INSTRUCTIONS FOR THE TASK: Output exactly the lines from the line with "Parse this screenshot: output" through the end of the records below. Include nothing else.

[begin INPUT]

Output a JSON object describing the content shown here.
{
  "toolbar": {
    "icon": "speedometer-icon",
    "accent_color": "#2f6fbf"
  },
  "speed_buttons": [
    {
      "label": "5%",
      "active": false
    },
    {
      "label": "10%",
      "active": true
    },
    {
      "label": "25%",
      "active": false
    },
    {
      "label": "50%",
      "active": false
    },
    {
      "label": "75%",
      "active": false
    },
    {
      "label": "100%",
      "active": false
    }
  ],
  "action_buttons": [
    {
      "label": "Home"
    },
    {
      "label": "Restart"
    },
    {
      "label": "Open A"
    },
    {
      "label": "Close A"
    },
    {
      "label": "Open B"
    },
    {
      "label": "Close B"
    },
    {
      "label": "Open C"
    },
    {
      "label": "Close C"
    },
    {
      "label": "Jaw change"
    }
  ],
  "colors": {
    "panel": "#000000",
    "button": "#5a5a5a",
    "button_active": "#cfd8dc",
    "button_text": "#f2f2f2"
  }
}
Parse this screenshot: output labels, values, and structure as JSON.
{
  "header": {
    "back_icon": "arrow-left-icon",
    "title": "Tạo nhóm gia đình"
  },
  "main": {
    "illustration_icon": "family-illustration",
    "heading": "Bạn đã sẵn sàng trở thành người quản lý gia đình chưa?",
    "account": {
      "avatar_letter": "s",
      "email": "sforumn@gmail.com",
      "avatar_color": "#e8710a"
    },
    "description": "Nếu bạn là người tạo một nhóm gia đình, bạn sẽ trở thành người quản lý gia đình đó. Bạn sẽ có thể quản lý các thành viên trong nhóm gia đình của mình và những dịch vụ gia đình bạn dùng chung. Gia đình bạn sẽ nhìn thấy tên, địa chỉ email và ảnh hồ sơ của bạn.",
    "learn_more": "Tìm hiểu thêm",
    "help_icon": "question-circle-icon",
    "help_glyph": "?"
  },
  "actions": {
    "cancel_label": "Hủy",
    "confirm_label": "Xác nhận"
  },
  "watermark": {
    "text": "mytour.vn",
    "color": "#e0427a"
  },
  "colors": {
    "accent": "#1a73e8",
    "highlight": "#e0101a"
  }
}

[end INPUT]

RESPONSE:
Parse this screenshot: output labels, values, and structure as JSON.
{
  "header": {
    "back_icon": "arrow-left-icon",
    "title": "Tạo nhóm gia đình"
  },
  "main": {
    "illustration_icon": "family-illustration",
    "heading": "Bạn đã sẵn sàng trở thành người quản lý gia đình chưa?",
    "account": {
      "avatar_letter": "s",
      "email": "sforumn@gmail.com",
      "avatar_color": "#e8710a"
    },
    "description": "Nếu bạn là người tạo một nhóm gia đình, bạn sẽ trở thành người quản lý gia đình đó. Bạn sẽ có thể quản lý các thành viên trong nhóm gia đình của mình và những dịch vụ gia đình bạn dùng chung. Gia đình bạn sẽ nhìn thấy tên, địa chỉ email và ảnh hồ sơ của bạn.",
    "learn_more": "Tìm hiểu thêm",
    "help_icon": "question-circle-icon",
    "help_glyph": "?"
  },
  "actions": {
    "cancel_label": "Hủy",
    "confirm_label": "Xác nhận"
  },
  "watermark": {
    "text": "mytour.vn",
    "color": "#e0427a"
  },
  "colors": {
    "accent": "#1a73e8",
    "highlight": "#e0101a"
  }
}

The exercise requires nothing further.